**DIRECTIONS FOR THIS TASK:** Extract the complete listing and output it unchanged.

**RECORDS SHOWN:**
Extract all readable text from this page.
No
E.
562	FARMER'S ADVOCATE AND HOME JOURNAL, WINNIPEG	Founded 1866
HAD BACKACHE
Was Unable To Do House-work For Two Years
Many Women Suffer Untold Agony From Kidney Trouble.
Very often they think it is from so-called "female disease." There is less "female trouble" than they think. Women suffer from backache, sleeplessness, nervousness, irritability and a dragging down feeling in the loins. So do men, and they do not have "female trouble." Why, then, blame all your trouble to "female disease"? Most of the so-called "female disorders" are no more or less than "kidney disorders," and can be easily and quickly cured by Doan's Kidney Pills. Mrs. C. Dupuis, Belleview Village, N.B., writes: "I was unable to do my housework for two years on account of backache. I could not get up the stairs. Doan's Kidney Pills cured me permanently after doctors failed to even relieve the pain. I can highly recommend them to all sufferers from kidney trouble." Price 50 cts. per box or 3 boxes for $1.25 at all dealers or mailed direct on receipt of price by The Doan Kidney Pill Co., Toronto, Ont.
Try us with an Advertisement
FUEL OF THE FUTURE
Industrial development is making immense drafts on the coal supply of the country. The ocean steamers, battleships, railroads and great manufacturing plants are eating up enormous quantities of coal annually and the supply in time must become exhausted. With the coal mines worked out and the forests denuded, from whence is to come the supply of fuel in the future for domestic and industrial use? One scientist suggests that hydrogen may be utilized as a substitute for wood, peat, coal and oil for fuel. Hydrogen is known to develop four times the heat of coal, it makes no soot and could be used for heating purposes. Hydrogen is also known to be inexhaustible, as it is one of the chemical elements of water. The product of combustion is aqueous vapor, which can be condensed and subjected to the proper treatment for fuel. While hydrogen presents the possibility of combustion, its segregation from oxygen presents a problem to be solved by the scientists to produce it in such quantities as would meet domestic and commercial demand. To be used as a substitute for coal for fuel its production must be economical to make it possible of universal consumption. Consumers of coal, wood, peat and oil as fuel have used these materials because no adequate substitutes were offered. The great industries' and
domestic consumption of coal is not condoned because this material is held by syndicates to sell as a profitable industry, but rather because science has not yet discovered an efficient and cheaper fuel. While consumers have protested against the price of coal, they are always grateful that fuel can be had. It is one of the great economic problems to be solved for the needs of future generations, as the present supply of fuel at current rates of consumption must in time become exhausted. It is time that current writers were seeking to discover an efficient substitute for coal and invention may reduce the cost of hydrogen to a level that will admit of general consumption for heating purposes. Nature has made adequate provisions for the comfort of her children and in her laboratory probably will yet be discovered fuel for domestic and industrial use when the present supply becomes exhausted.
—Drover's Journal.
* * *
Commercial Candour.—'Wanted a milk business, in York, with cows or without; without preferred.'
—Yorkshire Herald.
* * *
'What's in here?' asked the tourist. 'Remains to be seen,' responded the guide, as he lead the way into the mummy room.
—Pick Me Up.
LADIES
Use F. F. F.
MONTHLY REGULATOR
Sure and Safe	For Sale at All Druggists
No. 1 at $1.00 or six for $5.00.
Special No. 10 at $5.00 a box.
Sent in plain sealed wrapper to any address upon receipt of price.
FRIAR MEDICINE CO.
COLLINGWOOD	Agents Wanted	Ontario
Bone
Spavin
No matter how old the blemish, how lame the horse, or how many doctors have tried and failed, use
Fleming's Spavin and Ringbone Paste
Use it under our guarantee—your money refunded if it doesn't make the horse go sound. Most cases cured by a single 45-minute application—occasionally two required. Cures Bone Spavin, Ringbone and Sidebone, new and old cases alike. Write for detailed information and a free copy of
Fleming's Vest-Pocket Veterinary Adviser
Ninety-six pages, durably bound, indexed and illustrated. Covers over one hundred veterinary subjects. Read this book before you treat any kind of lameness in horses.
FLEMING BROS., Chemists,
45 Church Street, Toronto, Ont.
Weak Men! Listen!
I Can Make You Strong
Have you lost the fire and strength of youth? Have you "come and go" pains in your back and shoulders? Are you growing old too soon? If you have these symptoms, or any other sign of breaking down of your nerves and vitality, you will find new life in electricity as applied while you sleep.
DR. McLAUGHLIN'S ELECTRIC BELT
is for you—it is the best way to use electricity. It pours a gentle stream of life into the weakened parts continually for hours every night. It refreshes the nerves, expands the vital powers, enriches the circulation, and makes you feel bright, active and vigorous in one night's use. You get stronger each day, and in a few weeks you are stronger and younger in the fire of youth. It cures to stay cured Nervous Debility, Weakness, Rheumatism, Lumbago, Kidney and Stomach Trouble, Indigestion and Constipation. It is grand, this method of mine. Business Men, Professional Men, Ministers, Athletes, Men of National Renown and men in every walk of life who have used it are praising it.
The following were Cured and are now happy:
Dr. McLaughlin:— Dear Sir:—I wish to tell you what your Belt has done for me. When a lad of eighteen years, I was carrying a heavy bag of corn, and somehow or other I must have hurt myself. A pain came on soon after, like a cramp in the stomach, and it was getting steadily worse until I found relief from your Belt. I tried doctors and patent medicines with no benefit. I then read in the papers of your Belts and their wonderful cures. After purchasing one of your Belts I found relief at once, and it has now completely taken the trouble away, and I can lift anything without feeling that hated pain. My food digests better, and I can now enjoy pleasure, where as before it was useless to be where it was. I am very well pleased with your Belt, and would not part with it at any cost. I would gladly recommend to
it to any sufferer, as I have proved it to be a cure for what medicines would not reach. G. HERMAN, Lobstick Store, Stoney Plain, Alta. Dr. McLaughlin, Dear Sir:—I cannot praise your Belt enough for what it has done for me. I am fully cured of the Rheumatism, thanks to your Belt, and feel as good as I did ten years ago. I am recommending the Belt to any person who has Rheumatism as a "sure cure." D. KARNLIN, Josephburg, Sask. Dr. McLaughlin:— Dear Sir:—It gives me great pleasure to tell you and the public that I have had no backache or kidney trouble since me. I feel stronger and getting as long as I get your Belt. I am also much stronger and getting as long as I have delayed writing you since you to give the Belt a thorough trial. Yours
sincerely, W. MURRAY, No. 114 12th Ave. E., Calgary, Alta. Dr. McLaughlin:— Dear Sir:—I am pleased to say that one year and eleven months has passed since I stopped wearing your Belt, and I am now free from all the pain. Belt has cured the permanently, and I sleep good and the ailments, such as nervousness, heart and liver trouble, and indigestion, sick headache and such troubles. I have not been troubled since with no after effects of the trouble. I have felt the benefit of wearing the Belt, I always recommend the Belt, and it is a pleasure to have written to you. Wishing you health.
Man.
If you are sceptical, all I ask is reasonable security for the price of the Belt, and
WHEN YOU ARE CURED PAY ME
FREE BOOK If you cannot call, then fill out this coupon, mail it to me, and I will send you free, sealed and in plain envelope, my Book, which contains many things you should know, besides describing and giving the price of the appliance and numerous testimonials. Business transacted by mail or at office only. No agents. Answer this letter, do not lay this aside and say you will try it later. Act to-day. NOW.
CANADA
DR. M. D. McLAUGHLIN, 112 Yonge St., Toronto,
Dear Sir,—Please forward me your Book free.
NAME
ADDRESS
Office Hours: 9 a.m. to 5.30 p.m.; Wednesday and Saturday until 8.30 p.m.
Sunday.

**TASK OUTPUT:**
Extract all readable text from this page.
No
E.
562	FARMER'S ADVOCATE AND HOME JOURNAL, WINNIPEG	Founded 1866
HAD BACKACHE
Was Unable To Do House-work For Two Years
Many Women Suffer Untold Agony From Kidney Trouble.
Very often they think it is from so-called "female disease." There is less "female trouble" than they think. Women suffer from backache, sleeplessness, nervousness, irritability and a dragging down feeling in the loins. So do men, and they do not have "female trouble." Why, then, blame all your trouble to "female disease"? Most of the so-called "female disorders" are no more or less than "kidney disorders," and can be easily and quickly cured by Doan's Kidney Pills. Mrs. C. Dupuis, Belleview Village, N.B., writes: "I was unable to do my housework for two years on account of backache. I could not get up the stairs. Doan's Kidney Pills cured me permanently after doctors failed to even relieve the pain. I can highly recommend them to all sufferers from kidney trouble." Price 50 cts. per box or 3 boxes for $1.25 at all dealers or mailed direct on receipt of price by The Doan Kidney Pill Co., Toronto, Ont.
Try us with an Advertisement
FUEL OF THE FUTURE
Industrial development is making immense drafts on the coal supply of the country. The ocean steamers, battleships, railroads and great manufacturing plants are eating up enormous quantities of coal annually and the supply in time must become exhausted. With the coal mines worked out and the forests denuded, from whence is to come the supply of fuel in the future for domestic and industrial use? One scientist suggests that hydrogen may be utilized as a substitute for wood, peat, coal and oil for fuel. Hydrogen is known to develop four times the heat of coal, it makes no soot and could be used for heating purposes. Hydrogen is also known to be inexhaustible, as it is one of the chemical elements of water. The product of combustion is aqueous vapor, which can be condensed and subjected to the proper treatment for fuel. While hydrogen presents the possibility of combustion, its segregation from oxygen presents a problem to be solved by the scientists to produce it in such quantities as would meet domestic and commercial demand. To be used as a substitute for coal for fuel its production must be economical to make it possible of universal consumption. Consumers of coal, wood, peat and oil as fuel have used these materials because no adequate substitutes were offered. The great industries' and
domestic consumption of coal is not condoned because this material is held by syndicates to sell as a profitable industry, but rather because science has not yet discovered an efficient and cheaper fuel. While consumers have protested against the price of coal, they are always grateful that fuel can be had. It is one of the great economic problems to be solved for the needs of future generations, as the present supply of fuel at current rates of consumption must in time become exhausted. It is time that current writers were seeking to discover an efficient substitute for coal and invention may reduce the cost of hydrogen to a level that will admit of general consumption for heating purposes. Nature has made adequate provisions for the comfort of her children and in her laboratory probably will yet be discovered fuel for domestic and industrial use when the present supply becomes exhausted.
—Drover's Journal.
* * *
Commercial Candour.—'Wanted a milk business, in York, with cows or without; without preferred.'
—Yorkshire Herald.
* * *
'What's in here?' asked the tourist. 'Remains to be seen,' responded the guide, as he lead the way into the mummy room.
—Pick Me Up.
LADIES
Use F. F. F.
MONTHLY REGULATOR
Sure and Safe	For Sale at All Druggists
No. 1 at $1.00 or six for $5.00.
Special No. 10 at $5.00 a box.
Sent in plain sealed wrapper to any address upon receipt of price.
FRIAR MEDICINE CO.
COLLINGWOOD	Agents Wanted	Ontario
Bone
Spavin
No matter how old the blemish, how lame the horse, or how many doctors have tried and failed, use
Fleming's Spavin and Ringbone Paste
Use it under our guarantee—your money refunded if it doesn't make the horse go sound. Most cases cured by a single 45-minute application—occasionally two required. Cures Bone Spavin, Ringbone and Sidebone, new and old cases alike. Write for detailed information and a free copy of
Fleming's Vest-Pocket Veterinary Adviser
Ninety-six pages, durably bound, indexed and illustrated. Covers over one hundred veterinary subjects. Read this book before you treat any kind of lameness in horses.
FLEMING BROS., Chemists,
45 Church Street, Toronto, Ont.
Weak Men! Listen!
I Can Make You Strong
Have you lost the fire and strength of youth? Have you "come and go" pains in your back and shoulders? Are you growing old too soon? If you have these symptoms, or any other sign of breaking down of your nerves and vitality, you will find new life in electricity as applied while you sleep.
DR. McLAUGHLIN'S ELECTRIC BELT
is for you—it is the best way to use electricity. It pours a gentle stream of life into the weakened parts continually for hours every night. It refreshes the nerves, expands the vital powers, enriches the circulation, and makes you feel bright, active and vigorous in one night's use. You get stronger each day, and in a few weeks you are stronger and younger in the fire of youth. It cures to stay cured Nervous Debility, Weakness, Rheumatism, Lumbago, Kidney and Stomach Trouble, Indigestion and Constipation. It is grand, this method of mine. Business Men, Professional Men, Ministers, Athletes, Men of National Renown and men in every walk of life who have used it are praising it.
The following were Cured and are now happy:
Dr. McLaughlin:— Dear Sir:—I wish to tell you what your Belt has done for me. When a lad of eighteen years, I was carrying a heavy bag of corn, and somehow or other I must have hurt myself. A pain came on soon after, like a cramp in the stomach, and it was getting steadily worse until I found relief from your Belt. I tried doctors and patent medicines with no benefit. I then read in the papers of your Belts and their wonderful cures. After purchasing one of your Belts I found relief at once, and it has now completely taken the trouble away, and I can lift anything without feeling that hated pain. My food digests better, and I can now enjoy pleasure, where as before it was useless to be where it was. I am very well pleased with your Belt, and would not part with it at any cost. I would gladly recommend to
it to any sufferer, as I have proved it to be a cure for what medicines would not reach. G. HERMAN, Lobstick Store, Stoney Plain, Alta. Dr. McLaughlin, Dear Sir:—I cannot praise your Belt enough for what it has done for me. I am fully cured of the Rheumatism, thanks to your Belt, and feel as good as I did ten years ago. I am recommending the Belt to any person who has Rheumatism as a "sure cure." D. KARNLIN, Josephburg, Sask. Dr. McLaughlin:— Dear Sir:—It gives me great pleasure to tell you and the public that I have had no backache or kidney trouble since me. I feel stronger and getting as long as I get your Belt. I am also much stronger and getting as long as I have delayed writing you since you to give the Belt a thorough trial. Yours
sincerely, W. MURRAY, No. 114 12th Ave. E., Calgary, Alta. Dr. McLaughlin:— Dear Sir:—I am pleased to say that one year and eleven months has passed since I stopped wearing your Belt, and I am now free from all the pain. Belt has cured the permanently, and I sleep good and the ailments, such as nervousness, heart and liver trouble, and indigestion, sick headache and such troubles. I have not been troubled since with no after effects of the trouble. I have felt the benefit of wearing the Belt, I always recommend the Belt, and it is a pleasure to have written to you. Wishing you health.
Man.
If you are sceptical, all I ask is reasonable security for the price of the Belt, and
WHEN YOU ARE CURED PAY ME
FREE BOOK If you cannot call, then fill out this coupon, mail it to me, and I will send you free, sealed and in plain envelope, my Book, which contains many things you should know, besides describing and giving the price of the appliance and numerous testimonials. Business transacted by mail or at office only. No agents. Answer this letter, do not lay this aside and say you will try it later. Act to-day. NOW.
CANADA
DR. M. D. McLAUGHLIN, 112 Yonge St., Toronto,
Dear Sir,—Please forward me your Book free.
NAME
ADDRESS
Office Hours: 9 a.m. to 5.30 p.m.; Wednesday and Saturday until 8.30 p.m.
Sunday.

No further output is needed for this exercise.